George e Matilda avanzano negli anni vagheggiando sempre più un desiderio di libertà: a un certo punto della loro vita decidono di risparmiare tutti i soldi che arrivano dalle vittorie ai tornei per comprare la loro libertà e quella di tutta la famiglia, anche se per raggiungere la cifra fissata da massa Lea per il riscatto forse non basterà tutto il resto della loro vita.
Eppure quel giorno, tanti anni dopo, nel 1855, sembra arrivato. Chicken George e il vecchio Tom Lea sono ormai due allevatori di galli da combattimento famosi in tutto il Nord Carolina. Partecipano ad un ultimo prestigioso torneo dove sfidano un ricchissimo lord inglese. Dopo aver vinto una somma che consente a George di riscattare ampiamente tutta la sua famiglia e rende ricco sfondato Tom Lea, quest’ultimo, provocato nell’onore dall’inglese, anziché ritirarsi con la somma già conquistata, accetta la rivincita chiestagli dall’avversario. George non può discutere la decisione del padrone. Giocano ancora, ma questa volta il loro gallo viene ucciso e perdono tutto.

• Consegna
Riscrivi la parte del brano che comincia da "George e Matilda" e termina con "della loro vita.", sostituendo "tornei" con "combattimenti". I record provengono da una fonte diversa.

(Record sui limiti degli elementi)

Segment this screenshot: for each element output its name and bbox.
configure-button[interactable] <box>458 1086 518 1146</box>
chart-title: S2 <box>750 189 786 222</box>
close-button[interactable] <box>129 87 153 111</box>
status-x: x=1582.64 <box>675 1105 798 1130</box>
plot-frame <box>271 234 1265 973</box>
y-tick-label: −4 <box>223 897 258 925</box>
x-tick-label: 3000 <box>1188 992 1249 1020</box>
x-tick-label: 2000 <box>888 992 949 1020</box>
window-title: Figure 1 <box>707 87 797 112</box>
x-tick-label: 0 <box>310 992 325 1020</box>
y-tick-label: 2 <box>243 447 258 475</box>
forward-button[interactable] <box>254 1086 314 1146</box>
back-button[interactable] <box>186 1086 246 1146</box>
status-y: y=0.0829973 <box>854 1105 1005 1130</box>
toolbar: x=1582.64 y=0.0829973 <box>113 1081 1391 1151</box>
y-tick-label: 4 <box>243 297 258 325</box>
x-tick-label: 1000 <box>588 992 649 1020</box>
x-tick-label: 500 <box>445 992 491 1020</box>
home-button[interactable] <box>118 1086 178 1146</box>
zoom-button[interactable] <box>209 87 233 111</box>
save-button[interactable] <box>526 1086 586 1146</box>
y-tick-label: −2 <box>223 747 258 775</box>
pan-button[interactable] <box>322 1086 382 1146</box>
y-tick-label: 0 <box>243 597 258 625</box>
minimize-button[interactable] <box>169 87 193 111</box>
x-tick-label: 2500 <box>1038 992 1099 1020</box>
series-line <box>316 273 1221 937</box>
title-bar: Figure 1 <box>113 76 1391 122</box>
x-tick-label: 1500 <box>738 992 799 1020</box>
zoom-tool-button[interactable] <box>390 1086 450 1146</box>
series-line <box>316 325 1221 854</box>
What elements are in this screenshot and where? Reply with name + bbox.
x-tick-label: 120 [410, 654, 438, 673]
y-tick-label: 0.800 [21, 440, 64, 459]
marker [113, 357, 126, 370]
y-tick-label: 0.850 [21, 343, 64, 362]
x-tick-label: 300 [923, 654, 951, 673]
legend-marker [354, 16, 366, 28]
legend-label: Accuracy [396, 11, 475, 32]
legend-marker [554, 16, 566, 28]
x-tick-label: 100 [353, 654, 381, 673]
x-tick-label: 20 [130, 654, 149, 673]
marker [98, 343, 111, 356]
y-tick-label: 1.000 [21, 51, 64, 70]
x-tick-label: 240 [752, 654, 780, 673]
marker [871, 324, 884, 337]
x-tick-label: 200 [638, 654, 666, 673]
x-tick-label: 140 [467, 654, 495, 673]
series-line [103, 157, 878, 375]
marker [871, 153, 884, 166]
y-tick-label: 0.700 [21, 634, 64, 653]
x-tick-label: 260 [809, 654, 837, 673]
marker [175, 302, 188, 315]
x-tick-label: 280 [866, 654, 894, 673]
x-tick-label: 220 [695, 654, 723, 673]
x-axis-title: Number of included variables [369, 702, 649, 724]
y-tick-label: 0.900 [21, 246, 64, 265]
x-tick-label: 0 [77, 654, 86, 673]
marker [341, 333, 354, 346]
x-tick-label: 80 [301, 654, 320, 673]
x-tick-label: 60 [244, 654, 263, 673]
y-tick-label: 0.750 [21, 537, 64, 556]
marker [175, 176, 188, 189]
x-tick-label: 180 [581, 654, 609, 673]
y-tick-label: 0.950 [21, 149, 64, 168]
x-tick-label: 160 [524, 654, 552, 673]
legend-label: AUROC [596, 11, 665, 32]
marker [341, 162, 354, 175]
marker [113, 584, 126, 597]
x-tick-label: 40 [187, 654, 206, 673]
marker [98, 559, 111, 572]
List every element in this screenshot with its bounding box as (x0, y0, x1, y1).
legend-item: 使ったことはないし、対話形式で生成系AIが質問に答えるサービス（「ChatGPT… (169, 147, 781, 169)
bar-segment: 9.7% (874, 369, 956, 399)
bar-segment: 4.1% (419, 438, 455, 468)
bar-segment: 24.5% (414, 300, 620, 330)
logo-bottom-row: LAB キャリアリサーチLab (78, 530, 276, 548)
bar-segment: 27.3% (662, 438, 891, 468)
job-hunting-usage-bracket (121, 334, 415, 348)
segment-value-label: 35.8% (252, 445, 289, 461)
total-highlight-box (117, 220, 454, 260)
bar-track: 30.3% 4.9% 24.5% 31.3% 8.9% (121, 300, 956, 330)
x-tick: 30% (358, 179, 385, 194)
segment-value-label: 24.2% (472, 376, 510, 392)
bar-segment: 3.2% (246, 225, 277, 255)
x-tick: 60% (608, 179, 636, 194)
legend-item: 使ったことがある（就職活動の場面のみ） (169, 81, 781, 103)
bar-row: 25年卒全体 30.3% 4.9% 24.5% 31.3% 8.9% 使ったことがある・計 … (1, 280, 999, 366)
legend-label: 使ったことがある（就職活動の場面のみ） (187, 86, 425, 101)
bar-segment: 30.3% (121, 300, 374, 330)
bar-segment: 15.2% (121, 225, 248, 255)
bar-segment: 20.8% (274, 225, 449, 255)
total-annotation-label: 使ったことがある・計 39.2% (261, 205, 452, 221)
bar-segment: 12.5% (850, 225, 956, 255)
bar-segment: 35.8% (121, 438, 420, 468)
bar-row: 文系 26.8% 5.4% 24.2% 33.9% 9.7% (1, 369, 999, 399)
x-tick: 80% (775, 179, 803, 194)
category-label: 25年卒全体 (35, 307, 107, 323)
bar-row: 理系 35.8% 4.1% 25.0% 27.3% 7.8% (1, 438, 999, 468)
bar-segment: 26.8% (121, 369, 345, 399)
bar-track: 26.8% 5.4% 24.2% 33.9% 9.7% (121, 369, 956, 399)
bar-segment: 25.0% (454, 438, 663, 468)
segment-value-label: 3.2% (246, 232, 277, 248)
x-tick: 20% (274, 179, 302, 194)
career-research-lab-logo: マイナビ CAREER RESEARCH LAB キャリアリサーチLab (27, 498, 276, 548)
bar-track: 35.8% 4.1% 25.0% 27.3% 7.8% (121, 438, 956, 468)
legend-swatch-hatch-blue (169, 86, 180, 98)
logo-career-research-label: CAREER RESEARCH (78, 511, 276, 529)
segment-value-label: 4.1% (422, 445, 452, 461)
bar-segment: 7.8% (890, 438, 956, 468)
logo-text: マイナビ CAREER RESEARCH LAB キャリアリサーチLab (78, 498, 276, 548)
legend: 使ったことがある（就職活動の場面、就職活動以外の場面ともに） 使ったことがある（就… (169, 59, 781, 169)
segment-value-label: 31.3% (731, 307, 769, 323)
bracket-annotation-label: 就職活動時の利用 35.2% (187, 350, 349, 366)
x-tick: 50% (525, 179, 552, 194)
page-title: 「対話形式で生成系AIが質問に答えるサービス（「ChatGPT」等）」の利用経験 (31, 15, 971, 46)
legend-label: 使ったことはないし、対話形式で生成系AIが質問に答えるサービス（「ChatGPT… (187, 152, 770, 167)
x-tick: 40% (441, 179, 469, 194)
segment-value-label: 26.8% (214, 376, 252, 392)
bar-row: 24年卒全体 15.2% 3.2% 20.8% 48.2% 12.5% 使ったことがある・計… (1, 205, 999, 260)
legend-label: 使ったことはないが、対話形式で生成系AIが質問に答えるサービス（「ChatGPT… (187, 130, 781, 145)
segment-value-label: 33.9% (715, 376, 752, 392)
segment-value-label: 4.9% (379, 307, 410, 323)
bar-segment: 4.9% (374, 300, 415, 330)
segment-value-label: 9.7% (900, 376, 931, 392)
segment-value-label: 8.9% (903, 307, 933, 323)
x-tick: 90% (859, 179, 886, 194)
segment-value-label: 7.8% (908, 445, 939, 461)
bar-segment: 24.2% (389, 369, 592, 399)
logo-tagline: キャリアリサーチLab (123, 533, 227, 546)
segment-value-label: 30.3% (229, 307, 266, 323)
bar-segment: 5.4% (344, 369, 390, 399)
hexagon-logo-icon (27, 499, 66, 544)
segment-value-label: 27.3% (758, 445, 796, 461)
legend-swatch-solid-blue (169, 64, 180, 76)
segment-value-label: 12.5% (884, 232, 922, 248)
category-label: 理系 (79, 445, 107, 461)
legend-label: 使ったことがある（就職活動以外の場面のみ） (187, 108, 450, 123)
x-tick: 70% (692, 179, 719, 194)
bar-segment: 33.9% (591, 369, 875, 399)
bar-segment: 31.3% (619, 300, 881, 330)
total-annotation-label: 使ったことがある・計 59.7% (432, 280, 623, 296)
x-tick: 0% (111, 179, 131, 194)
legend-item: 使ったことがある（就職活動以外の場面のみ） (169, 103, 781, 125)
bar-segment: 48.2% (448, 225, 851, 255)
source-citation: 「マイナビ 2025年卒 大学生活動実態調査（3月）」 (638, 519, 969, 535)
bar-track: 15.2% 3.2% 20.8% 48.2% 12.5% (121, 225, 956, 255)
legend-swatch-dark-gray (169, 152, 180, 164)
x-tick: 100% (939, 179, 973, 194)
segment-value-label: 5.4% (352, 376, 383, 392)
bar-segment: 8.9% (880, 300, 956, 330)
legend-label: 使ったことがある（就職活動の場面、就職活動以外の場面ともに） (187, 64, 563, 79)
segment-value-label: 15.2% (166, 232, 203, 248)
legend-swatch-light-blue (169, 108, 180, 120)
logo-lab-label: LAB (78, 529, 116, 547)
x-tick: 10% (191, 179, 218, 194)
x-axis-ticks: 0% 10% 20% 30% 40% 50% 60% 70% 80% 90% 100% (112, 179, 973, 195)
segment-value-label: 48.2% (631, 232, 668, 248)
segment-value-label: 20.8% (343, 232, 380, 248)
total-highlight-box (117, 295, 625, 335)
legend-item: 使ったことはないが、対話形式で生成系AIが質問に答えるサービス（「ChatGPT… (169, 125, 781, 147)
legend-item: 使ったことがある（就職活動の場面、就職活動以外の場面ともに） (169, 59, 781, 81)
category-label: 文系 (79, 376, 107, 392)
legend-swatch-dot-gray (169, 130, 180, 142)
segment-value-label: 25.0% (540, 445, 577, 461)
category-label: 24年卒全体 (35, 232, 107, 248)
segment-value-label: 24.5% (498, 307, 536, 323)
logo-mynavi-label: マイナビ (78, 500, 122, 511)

• Risultato
George e Matilda avanzano negli anni vagheggiando sempre più un desiderio di libertà: a un certo punto della loro vita decidono di risparmiare tutti i soldi che arrivano dalle vittorie ai combattimenti per comprare la loro libertà e quella di tutta la famiglia, anche se per raggiungere la cifra fissata da massa Lea per il riscatto forse non basterà tutto il resto della loro vita.